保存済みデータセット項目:
========================================================================

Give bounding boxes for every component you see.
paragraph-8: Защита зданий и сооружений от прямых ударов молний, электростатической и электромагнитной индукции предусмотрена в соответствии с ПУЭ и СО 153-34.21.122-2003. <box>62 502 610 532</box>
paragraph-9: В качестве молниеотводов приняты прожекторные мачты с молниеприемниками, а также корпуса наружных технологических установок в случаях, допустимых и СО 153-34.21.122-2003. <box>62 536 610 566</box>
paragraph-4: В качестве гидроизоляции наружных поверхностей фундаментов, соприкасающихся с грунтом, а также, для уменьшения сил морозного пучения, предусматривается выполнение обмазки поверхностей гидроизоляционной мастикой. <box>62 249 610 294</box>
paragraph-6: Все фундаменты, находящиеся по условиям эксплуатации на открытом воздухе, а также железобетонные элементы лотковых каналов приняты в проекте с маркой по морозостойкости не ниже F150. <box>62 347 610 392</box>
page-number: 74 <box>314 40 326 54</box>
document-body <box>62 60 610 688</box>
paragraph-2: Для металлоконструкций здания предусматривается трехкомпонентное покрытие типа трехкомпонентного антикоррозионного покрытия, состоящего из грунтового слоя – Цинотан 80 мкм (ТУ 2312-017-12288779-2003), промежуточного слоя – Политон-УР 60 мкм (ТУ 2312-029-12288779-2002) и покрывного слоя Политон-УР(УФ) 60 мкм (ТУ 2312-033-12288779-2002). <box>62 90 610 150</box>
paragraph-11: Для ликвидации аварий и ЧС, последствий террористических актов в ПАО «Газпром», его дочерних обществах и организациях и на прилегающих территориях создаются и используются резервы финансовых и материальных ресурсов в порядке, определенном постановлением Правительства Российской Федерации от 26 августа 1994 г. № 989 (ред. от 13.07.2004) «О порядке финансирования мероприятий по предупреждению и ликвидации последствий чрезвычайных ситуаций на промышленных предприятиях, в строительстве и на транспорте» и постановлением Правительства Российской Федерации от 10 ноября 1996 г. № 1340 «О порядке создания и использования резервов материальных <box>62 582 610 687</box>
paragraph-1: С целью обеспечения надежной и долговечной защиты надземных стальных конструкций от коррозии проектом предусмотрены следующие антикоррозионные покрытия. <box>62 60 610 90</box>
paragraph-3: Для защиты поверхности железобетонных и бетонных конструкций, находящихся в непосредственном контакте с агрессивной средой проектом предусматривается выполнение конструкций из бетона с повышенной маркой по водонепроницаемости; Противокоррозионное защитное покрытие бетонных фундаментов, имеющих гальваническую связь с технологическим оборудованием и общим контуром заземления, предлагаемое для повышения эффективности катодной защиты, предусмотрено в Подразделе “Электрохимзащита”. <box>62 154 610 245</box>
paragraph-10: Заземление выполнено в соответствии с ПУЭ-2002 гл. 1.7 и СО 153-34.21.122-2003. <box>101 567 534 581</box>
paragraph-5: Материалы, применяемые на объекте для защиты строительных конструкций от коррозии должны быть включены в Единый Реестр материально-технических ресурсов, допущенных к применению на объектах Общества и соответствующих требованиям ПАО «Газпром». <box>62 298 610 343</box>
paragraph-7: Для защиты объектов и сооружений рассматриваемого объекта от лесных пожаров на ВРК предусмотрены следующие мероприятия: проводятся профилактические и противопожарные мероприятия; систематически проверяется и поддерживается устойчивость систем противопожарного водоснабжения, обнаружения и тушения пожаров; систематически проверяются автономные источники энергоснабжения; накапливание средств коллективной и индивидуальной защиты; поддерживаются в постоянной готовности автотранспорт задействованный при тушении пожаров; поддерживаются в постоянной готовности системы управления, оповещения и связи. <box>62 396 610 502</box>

========================================================================

提示課題
上記のリストを全行、一字一句変えずにそのまま出力してください。

完成課題
Give bounding boxes for every component you see.
paragraph-8: Защита зданий и сооружений от прямых ударов молний, электростатической и электромагнитной индукции предусмотрена в соответствии с ПУЭ и СО 153-34.21.122-2003. <box>62 502 610 532</box>
paragraph-9: В качестве молниеотводов приняты прожекторные мачты с молниеприемниками, а также корпуса наружных технологических установок в случаях, допустимых и СО 153-34.21.122-2003. <box>62 536 610 566</box>
paragraph-4: В качестве гидроизоляции наружных поверхностей фундаментов, соприкасающихся с грунтом, а также, для уменьшения сил морозного пучения, предусматривается выполнение обмазки поверхностей гидроизоляционной мастикой. <box>62 249 610 294</box>
paragraph-6: Все фундаменты, находящиеся по условиям эксплуатации на открытом воздухе, а также железобетонные элементы лотковых каналов приняты в проекте с маркой по морозостойкости не ниже F150. <box>62 347 610 392</box>
page-number: 74 <box>314 40 326 54</box>
document-body <box>62 60 610 688</box>
paragraph-2: Для металлоконструкций здания предусматривается трехкомпонентное покрытие типа трехкомпонентного антикоррозионного покрытия, состоящего из грунтового слоя – Цинотан 80 мкм (ТУ 2312-017-12288779-2003), промежуточного слоя – Политон-УР 60 мкм (ТУ 2312-029-12288779-2002) и покрывного слоя Политон-УР(УФ) 60 мкм (ТУ 2312-033-12288779-2002). <box>62 90 610 150</box>
paragraph-11: Для ликвидации аварий и ЧС, последствий террористических актов в ПАО «Газпром», его дочерних обществах и организациях и на прилегающих территориях создаются и используются резервы финансовых и материальных ресурсов в порядке, определенном постановлением Правительства Российской Федерации от 26 августа 1994 г. № 989 (ред. от 13.07.2004) «О порядке финансирования мероприятий по предупреждению и ликвидации последствий чрезвычайных ситуаций на промышленных предприятиях, в строительстве и на транспорте» и постановлением Правительства Российской Федерации от 10 ноября 1996 г. № 1340 «О порядке создания и использования резервов материальных <box>62 582 610 687</box>
paragraph-1: С целью обеспечения надежной и долговечной защиты надземных стальных конструкций от коррозии проектом предусмотрены следующие антикоррозионные покрытия. <box>62 60 610 90</box>
paragraph-3: Для защиты поверхности железобетонных и бетонных конструкций, находящихся в непосредственном контакте с агрессивной средой проектом предусматривается выполнение конструкций из бетона с повышенной маркой по водонепроницаемости; Противокоррозионное защитное покрытие бетонных фундаментов, имеющих гальваническую связь с технологическим оборудованием и общим контуром заземления, предлагаемое для повышения эффективности катодной защиты, предусмотрено в Подразделе “Электрохимзащита”. <box>62 154 610 245</box>
paragraph-10: Заземление выполнено в соответствии с ПУЭ-2002 гл. 1.7 и СО 153-34.21.122-2003. <box>101 567 534 581</box>
paragraph-5: Материалы, применяемые на объекте для защиты строительных конструкций от коррозии должны быть включены в Единый Реестр материально-технических ресурсов, допущенных к применению на объектах Общества и соответствующих требованиям ПАО «Газпром». <box>62 298 610 343</box>
paragraph-7: Для защиты объектов и сооружений рассматриваемого объекта от лесных пожаров на ВРК предусмотрены следующие мероприятия: проводятся профилактические и противопожарные мероприятия; систематически проверяется и поддерживается устойчивость систем противопожарного водоснабжения, обнаружения и тушения пожаров; систематически проверяются автономные источники энергоснабжения; накапливание средств коллективной и индивидуальной защиты; поддерживаются в постоянной готовности автотранспорт задействованный при тушении пожаров; поддерживаются в постоянной готовности системы управления, оповещения и связи. <box>62 396 610 502</box>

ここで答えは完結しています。